The task - Review the material line by line. Identify and copy every line that contains the string "marker".

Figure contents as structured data
****

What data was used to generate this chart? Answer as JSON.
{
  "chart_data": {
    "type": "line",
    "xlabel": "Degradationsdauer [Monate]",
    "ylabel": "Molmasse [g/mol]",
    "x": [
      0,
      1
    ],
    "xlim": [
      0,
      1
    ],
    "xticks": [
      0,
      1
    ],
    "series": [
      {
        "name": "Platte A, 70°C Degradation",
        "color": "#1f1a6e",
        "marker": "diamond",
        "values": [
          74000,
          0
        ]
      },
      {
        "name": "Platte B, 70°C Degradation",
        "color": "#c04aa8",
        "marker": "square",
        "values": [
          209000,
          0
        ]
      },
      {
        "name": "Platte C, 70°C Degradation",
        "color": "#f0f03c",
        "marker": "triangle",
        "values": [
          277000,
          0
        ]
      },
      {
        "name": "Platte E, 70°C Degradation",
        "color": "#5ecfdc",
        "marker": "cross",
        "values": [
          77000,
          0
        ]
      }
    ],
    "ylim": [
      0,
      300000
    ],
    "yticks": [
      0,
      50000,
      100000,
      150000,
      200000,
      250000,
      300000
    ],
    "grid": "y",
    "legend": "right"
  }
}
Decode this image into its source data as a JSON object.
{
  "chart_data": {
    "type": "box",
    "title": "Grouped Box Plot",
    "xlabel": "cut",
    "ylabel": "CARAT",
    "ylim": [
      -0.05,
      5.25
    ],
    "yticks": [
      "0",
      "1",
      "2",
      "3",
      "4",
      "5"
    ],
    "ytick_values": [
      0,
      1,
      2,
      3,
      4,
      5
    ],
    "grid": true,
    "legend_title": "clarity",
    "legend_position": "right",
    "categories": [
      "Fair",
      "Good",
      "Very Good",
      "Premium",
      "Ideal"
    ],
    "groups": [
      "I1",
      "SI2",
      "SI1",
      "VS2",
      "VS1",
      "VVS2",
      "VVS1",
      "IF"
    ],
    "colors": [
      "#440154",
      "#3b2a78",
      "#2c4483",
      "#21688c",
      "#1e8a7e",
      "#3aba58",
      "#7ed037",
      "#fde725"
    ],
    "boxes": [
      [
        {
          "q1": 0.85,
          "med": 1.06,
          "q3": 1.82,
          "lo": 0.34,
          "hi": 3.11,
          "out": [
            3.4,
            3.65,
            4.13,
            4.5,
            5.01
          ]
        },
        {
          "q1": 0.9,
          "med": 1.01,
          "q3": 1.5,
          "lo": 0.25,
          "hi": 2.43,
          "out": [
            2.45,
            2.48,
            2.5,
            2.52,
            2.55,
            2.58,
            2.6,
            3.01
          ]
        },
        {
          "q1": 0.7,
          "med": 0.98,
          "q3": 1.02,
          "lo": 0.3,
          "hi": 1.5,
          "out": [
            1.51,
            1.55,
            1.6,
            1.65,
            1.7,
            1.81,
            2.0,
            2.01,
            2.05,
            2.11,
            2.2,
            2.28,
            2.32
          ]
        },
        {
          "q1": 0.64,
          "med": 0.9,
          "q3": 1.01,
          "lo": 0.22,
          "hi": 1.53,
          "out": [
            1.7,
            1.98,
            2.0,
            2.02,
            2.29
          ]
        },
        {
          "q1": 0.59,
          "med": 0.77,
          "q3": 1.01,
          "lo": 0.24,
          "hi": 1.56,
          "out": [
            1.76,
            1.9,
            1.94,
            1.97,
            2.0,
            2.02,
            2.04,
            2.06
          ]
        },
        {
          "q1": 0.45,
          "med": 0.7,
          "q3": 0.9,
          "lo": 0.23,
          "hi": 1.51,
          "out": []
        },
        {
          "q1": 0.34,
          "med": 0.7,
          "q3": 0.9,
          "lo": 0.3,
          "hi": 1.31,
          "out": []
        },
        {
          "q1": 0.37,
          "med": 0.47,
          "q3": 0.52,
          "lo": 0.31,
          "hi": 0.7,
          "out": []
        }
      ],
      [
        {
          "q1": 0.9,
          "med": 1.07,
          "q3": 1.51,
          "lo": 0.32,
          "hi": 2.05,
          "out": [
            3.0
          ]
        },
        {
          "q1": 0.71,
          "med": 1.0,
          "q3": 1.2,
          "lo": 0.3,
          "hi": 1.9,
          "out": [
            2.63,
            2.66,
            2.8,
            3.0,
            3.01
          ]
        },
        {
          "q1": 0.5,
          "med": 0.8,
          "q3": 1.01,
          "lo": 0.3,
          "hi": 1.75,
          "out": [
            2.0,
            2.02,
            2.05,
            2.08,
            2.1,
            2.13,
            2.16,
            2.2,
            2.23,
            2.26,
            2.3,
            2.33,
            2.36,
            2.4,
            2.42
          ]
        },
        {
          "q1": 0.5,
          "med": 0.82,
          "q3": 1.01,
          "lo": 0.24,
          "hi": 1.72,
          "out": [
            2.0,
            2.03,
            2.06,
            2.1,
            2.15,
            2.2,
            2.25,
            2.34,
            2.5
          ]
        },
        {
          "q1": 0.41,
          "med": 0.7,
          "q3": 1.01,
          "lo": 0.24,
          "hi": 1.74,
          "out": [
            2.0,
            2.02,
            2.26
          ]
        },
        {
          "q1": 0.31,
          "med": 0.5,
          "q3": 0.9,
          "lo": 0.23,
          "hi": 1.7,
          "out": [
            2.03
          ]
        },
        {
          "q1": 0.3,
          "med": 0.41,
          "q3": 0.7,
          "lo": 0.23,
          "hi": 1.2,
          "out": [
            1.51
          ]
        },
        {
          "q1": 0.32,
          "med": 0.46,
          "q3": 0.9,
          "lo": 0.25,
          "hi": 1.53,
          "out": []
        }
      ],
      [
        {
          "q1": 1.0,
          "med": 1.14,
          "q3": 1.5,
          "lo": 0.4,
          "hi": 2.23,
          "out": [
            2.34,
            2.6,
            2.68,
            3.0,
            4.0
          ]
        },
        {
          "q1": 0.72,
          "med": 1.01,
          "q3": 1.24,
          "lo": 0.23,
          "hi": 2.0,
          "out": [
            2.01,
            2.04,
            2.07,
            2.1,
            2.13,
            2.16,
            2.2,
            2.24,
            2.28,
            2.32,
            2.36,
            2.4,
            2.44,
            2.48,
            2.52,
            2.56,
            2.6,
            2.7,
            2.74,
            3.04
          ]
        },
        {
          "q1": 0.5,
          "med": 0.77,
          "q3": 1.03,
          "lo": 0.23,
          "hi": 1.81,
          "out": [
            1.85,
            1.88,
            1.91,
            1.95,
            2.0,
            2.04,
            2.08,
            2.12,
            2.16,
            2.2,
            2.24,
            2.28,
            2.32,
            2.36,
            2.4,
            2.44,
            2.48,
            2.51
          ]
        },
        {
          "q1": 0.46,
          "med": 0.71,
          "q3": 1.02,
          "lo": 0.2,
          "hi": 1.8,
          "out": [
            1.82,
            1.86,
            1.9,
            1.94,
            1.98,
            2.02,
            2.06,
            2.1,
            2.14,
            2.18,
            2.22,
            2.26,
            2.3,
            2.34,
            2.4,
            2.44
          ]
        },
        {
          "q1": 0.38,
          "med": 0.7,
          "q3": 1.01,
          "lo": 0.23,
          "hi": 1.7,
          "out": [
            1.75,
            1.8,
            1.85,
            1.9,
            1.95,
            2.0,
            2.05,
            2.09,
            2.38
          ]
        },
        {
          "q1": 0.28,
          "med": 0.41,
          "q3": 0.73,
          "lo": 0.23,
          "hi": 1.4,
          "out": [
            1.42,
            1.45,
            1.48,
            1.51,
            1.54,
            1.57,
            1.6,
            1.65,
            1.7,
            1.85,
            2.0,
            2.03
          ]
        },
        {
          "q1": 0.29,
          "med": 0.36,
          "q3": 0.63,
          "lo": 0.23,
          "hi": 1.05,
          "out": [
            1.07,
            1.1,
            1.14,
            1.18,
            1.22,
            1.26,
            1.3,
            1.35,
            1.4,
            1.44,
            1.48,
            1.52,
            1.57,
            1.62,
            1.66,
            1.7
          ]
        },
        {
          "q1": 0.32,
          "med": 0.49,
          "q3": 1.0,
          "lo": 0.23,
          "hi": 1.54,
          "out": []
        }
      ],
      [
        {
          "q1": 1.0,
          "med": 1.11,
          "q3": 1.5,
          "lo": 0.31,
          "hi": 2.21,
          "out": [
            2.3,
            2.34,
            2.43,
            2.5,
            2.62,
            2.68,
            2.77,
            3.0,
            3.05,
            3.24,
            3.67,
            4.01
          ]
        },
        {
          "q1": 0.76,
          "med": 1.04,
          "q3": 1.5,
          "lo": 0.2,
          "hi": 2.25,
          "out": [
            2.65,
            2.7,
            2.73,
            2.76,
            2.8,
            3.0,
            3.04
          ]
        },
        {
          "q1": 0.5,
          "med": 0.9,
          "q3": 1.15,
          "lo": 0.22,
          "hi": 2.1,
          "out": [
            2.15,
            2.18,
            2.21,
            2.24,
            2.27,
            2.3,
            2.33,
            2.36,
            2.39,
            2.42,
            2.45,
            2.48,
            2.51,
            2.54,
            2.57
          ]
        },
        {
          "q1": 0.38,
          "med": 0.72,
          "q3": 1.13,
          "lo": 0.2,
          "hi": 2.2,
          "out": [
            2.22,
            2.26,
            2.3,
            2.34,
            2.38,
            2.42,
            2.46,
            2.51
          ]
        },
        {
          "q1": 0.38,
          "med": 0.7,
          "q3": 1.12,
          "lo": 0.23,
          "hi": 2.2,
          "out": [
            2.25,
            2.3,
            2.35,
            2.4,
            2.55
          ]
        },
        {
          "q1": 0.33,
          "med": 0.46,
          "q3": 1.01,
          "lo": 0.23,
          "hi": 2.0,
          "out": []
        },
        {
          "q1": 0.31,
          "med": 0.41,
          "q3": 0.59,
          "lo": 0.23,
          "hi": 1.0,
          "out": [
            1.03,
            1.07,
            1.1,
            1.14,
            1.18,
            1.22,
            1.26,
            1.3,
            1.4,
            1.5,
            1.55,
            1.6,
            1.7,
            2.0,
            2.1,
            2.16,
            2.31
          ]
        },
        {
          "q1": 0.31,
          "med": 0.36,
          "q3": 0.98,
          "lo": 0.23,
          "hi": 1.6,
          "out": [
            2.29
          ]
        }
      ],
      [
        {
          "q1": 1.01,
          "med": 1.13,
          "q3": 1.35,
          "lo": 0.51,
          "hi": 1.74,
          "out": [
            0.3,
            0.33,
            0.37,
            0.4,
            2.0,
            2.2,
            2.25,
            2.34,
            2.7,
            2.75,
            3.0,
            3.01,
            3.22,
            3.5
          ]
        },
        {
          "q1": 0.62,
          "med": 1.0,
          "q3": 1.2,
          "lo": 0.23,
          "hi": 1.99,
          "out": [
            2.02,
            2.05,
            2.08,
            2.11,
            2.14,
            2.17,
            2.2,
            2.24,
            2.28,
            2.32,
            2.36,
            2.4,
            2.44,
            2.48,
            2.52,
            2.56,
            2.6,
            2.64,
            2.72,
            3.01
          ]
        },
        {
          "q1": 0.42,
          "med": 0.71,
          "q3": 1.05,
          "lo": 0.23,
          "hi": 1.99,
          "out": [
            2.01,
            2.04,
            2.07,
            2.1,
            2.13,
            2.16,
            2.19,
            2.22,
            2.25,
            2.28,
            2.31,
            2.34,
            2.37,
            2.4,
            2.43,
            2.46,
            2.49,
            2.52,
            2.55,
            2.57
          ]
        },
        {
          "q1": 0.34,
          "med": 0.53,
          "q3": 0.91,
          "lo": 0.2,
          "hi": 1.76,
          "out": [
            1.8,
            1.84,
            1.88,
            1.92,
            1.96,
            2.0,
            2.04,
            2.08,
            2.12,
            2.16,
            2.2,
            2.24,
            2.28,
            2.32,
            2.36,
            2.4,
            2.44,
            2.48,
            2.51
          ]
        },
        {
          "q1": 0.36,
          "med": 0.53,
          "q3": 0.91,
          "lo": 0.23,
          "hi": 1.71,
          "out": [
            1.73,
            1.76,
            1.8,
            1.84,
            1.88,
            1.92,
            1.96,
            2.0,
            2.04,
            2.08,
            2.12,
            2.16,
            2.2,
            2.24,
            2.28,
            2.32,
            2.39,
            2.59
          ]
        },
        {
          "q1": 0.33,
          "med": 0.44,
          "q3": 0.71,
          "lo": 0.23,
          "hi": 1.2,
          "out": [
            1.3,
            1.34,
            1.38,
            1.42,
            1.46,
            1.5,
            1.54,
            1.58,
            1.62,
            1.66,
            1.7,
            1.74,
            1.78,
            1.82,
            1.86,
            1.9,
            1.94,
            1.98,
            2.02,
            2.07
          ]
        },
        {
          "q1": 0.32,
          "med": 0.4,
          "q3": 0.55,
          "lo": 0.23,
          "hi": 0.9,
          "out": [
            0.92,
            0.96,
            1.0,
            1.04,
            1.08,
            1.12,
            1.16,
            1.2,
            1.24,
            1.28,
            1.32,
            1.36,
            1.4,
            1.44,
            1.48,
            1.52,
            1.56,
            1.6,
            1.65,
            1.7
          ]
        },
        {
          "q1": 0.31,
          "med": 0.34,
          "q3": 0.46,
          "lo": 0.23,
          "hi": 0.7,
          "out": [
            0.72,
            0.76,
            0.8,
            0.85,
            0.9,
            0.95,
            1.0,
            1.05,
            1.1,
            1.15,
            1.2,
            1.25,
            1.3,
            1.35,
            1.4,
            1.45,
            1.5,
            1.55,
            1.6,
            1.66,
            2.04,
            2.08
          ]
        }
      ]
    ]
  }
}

****

Complete output -
        "marker": "diamond",
        "marker": "square",
        "marker": "triangle",
        "marker": "cross",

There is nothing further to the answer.